= What is asked =
Repeat verbatim every line from the first one through the line containing "region-label: .14% xyxy=(890,560,923,577)", including both of those lines.

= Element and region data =
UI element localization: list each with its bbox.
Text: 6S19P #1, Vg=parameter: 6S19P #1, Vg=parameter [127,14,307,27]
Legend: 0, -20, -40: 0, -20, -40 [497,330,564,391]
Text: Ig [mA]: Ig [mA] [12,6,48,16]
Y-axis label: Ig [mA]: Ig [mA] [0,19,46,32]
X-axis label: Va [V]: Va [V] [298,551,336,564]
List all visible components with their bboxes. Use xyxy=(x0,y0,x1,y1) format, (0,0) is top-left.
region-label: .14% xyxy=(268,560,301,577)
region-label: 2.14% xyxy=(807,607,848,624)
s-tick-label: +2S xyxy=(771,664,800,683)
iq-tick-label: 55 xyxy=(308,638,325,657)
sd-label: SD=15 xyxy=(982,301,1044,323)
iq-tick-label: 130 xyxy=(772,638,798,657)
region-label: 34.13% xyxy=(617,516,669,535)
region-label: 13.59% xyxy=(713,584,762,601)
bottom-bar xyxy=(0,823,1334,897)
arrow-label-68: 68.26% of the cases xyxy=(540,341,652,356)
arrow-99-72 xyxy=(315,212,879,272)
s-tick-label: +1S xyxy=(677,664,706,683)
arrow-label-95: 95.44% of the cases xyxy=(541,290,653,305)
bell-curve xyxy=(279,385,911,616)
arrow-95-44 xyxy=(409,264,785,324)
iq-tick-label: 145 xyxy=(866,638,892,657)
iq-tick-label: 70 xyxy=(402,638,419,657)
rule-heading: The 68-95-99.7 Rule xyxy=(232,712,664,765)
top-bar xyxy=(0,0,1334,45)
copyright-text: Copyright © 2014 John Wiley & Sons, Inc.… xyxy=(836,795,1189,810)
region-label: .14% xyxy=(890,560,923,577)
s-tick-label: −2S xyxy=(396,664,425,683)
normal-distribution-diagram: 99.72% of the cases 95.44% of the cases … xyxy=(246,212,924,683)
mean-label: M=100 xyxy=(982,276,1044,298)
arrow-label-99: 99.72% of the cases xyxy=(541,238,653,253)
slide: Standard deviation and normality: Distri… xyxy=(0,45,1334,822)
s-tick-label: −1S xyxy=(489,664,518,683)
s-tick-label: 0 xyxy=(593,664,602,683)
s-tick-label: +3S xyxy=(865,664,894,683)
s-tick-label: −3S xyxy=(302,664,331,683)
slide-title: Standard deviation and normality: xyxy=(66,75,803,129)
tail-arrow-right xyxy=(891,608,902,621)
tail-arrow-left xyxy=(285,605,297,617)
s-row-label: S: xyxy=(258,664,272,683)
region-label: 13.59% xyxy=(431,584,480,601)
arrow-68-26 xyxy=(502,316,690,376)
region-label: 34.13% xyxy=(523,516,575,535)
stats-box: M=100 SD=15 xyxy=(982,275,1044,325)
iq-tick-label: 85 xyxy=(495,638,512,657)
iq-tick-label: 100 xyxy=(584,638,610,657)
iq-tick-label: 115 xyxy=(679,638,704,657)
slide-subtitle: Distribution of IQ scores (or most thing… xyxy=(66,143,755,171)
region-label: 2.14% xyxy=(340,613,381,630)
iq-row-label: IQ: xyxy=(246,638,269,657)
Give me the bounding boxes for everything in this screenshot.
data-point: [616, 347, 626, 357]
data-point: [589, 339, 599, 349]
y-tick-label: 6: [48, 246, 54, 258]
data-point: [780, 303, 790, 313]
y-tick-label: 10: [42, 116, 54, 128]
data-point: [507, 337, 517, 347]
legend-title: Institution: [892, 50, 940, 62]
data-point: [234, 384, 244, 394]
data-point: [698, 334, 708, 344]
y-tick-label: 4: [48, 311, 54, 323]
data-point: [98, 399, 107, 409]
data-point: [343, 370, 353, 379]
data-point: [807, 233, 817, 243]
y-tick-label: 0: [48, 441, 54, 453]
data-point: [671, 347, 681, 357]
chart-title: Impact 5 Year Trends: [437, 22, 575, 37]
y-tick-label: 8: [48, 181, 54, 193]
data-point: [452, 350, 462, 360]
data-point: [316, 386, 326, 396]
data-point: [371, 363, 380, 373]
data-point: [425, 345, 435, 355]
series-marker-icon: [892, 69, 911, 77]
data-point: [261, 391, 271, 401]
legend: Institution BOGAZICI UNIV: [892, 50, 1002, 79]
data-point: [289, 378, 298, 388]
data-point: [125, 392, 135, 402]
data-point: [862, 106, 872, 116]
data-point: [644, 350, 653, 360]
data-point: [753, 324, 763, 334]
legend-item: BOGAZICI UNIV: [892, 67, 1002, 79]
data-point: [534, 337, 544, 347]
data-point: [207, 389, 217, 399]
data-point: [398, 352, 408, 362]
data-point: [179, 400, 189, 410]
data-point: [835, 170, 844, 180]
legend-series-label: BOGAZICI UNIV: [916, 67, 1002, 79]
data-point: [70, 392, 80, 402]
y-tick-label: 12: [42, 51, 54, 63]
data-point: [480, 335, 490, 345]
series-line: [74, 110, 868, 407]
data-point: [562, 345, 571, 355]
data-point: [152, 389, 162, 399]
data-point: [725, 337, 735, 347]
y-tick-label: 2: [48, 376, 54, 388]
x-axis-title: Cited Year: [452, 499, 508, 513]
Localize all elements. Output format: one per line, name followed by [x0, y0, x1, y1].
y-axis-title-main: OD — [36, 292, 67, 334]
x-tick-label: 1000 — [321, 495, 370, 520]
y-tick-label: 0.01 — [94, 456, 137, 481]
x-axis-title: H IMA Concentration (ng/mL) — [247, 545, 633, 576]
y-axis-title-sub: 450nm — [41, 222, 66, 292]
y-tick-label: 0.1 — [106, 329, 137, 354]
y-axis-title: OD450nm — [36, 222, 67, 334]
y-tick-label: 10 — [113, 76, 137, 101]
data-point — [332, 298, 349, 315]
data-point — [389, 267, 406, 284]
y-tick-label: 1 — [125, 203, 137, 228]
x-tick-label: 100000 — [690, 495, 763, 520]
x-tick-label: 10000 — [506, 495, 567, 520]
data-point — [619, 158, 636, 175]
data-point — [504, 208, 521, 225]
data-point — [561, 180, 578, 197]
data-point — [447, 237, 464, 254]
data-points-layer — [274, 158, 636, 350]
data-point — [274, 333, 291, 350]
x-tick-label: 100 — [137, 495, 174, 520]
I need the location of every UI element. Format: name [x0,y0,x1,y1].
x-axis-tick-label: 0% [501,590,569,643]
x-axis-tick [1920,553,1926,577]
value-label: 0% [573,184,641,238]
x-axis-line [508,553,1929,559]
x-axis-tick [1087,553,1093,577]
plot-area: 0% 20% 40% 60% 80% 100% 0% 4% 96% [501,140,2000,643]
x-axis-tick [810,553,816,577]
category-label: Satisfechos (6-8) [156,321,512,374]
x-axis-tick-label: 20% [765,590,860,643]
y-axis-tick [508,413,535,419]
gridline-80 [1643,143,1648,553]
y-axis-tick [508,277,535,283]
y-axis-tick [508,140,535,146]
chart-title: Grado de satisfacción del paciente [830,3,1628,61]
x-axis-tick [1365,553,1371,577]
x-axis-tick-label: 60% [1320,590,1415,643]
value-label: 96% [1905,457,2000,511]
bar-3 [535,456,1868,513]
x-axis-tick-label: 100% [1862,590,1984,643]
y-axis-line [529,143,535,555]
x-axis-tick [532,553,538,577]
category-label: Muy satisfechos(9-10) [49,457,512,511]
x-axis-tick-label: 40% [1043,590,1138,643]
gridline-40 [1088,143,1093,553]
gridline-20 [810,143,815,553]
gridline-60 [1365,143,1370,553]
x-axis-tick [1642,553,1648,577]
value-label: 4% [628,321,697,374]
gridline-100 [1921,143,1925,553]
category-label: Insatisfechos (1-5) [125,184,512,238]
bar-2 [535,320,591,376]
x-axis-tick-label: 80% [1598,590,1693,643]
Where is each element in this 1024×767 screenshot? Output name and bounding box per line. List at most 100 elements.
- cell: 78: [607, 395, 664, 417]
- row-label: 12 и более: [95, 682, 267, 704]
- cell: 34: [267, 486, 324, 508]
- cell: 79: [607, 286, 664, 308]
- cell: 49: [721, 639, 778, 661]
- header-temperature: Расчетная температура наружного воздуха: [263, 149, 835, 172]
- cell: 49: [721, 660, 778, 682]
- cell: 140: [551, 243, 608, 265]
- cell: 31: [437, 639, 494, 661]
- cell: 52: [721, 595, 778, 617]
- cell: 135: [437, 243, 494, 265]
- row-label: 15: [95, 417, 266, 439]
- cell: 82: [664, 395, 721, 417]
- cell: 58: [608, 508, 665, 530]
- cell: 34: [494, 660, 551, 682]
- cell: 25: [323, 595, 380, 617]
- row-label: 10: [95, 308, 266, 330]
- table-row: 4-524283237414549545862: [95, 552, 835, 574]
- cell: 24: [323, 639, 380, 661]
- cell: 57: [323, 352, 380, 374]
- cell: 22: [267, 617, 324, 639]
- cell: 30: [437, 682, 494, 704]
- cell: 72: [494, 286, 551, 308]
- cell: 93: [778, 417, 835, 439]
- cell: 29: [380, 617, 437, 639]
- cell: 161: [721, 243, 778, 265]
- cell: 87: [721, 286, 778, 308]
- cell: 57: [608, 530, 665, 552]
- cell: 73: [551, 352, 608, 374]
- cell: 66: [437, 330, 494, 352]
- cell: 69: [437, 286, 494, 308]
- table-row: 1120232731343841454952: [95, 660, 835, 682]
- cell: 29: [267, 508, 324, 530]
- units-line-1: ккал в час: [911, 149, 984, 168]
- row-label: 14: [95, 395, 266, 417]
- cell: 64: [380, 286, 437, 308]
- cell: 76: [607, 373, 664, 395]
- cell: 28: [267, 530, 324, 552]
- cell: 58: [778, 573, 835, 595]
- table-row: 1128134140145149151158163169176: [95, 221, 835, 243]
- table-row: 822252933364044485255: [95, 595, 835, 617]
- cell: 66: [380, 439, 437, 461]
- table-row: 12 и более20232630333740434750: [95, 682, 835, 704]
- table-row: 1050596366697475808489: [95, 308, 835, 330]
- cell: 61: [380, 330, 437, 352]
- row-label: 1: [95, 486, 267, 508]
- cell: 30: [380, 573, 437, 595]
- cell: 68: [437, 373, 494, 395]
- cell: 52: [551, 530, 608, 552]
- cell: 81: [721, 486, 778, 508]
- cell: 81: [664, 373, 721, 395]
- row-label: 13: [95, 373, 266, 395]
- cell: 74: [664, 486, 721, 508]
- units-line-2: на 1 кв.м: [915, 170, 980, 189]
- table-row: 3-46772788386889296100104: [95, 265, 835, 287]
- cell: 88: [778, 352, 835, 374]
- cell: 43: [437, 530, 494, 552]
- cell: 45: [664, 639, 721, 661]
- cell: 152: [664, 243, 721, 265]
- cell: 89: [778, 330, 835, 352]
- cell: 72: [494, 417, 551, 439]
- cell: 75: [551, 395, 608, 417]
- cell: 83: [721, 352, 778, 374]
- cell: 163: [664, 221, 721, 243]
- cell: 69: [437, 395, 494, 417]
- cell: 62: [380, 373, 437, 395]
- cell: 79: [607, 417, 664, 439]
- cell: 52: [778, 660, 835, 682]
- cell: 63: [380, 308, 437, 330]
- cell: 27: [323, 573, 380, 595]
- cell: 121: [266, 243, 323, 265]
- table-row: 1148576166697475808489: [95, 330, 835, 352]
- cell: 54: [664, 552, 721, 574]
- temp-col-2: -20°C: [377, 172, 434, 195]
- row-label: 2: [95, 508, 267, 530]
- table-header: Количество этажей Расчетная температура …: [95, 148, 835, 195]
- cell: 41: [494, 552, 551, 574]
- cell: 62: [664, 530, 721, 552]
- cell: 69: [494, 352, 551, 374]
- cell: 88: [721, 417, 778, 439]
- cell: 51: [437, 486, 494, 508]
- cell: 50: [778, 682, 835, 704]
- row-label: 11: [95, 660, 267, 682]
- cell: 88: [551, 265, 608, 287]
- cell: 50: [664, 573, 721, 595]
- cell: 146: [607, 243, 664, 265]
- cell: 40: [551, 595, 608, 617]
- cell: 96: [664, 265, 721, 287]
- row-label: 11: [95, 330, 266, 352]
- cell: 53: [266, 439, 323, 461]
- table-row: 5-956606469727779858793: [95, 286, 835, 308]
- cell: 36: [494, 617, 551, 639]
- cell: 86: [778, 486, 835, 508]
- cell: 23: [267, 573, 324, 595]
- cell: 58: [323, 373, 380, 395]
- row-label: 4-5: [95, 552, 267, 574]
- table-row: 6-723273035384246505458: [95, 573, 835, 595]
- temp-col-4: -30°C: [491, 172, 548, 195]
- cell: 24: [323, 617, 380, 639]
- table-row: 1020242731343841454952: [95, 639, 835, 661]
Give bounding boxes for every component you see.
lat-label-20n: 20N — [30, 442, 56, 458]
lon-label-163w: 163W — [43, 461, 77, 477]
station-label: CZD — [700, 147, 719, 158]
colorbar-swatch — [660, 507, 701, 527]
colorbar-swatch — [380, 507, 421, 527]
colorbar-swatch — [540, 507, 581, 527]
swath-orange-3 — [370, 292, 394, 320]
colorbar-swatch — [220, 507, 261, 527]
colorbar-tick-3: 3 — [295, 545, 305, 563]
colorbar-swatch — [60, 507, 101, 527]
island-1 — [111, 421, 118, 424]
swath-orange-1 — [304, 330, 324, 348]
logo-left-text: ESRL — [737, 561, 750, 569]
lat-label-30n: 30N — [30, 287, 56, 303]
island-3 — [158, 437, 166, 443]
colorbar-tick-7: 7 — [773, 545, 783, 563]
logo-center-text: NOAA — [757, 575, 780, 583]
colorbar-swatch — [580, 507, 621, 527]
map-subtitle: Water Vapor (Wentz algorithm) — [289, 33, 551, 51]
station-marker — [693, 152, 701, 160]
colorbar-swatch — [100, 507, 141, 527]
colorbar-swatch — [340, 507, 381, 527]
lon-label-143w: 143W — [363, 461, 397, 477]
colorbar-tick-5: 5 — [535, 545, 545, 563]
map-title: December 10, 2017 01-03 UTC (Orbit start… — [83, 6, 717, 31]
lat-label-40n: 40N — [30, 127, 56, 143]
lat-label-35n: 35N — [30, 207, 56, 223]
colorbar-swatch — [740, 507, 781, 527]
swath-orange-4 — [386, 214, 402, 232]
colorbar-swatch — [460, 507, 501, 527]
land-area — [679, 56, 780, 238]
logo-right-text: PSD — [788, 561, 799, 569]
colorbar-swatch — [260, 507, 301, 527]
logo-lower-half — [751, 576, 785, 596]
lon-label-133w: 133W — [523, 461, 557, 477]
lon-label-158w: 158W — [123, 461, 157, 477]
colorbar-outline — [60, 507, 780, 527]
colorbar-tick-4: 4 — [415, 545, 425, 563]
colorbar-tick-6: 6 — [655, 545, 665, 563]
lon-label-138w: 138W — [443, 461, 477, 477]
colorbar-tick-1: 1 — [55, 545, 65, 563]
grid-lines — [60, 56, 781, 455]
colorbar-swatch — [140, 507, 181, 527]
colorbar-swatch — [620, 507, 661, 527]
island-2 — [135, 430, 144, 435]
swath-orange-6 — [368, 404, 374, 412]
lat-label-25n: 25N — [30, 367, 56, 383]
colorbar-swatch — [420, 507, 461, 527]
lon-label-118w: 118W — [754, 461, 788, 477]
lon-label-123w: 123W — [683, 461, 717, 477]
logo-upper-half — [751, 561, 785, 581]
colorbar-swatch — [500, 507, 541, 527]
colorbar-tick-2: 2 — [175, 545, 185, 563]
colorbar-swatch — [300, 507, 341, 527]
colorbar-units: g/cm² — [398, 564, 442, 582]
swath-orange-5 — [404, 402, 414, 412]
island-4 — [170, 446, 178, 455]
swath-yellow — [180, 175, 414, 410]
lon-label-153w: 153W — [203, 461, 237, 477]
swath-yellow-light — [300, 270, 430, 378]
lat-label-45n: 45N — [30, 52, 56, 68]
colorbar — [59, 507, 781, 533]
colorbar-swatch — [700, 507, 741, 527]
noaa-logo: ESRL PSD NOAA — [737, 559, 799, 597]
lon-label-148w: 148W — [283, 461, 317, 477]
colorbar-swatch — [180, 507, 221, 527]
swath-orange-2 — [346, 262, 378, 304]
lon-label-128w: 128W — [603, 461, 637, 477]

= Solution below =
UI element localization: list each with its bbox.
Text: 6S19P #1, Vg=parameter: 6S19P #1, Vg=parameter [127,14,307,27]
Legend: 0, -20, -40: 0, -20, -40 [497,330,564,391]
Text: Ig [mA]: Ig [mA] [12,6,48,16]
Y-axis label: Ig [mA]: Ig [mA] [0,19,46,32]
X-axis label: Va [V]: Va [V] [298,551,336,564]
List all visible components with their bboxes. Use xyxy=(x0,y0,x1,y1) format, (0,0) is top-left.
region-label: .14% xyxy=(268,560,301,577)
region-label: 2.14% xyxy=(807,607,848,624)
s-tick-label: +2S xyxy=(771,664,800,683)
iq-tick-label: 55 xyxy=(308,638,325,657)
sd-label: SD=15 xyxy=(982,301,1044,323)
iq-tick-label: 130 xyxy=(772,638,798,657)
region-label: 34.13% xyxy=(617,516,669,535)
region-label: 13.59% xyxy=(713,584,762,601)
bottom-bar xyxy=(0,823,1334,897)
arrow-label-68: 68.26% of the cases xyxy=(540,341,652,356)
arrow-99-72 xyxy=(315,212,879,272)
s-tick-label: +1S xyxy=(677,664,706,683)
arrow-label-95: 95.44% of the cases xyxy=(541,290,653,305)
bell-curve xyxy=(279,385,911,616)
arrow-95-44 xyxy=(409,264,785,324)
iq-tick-label: 145 xyxy=(866,638,892,657)
iq-tick-label: 70 xyxy=(402,638,419,657)
rule-heading: The 68-95-99.7 Rule xyxy=(232,712,664,765)
top-bar xyxy=(0,0,1334,45)
copyright-text: Copyright © 2014 John Wiley & Sons, Inc.… xyxy=(836,795,1189,810)
region-label: .14% xyxy=(890,560,923,577)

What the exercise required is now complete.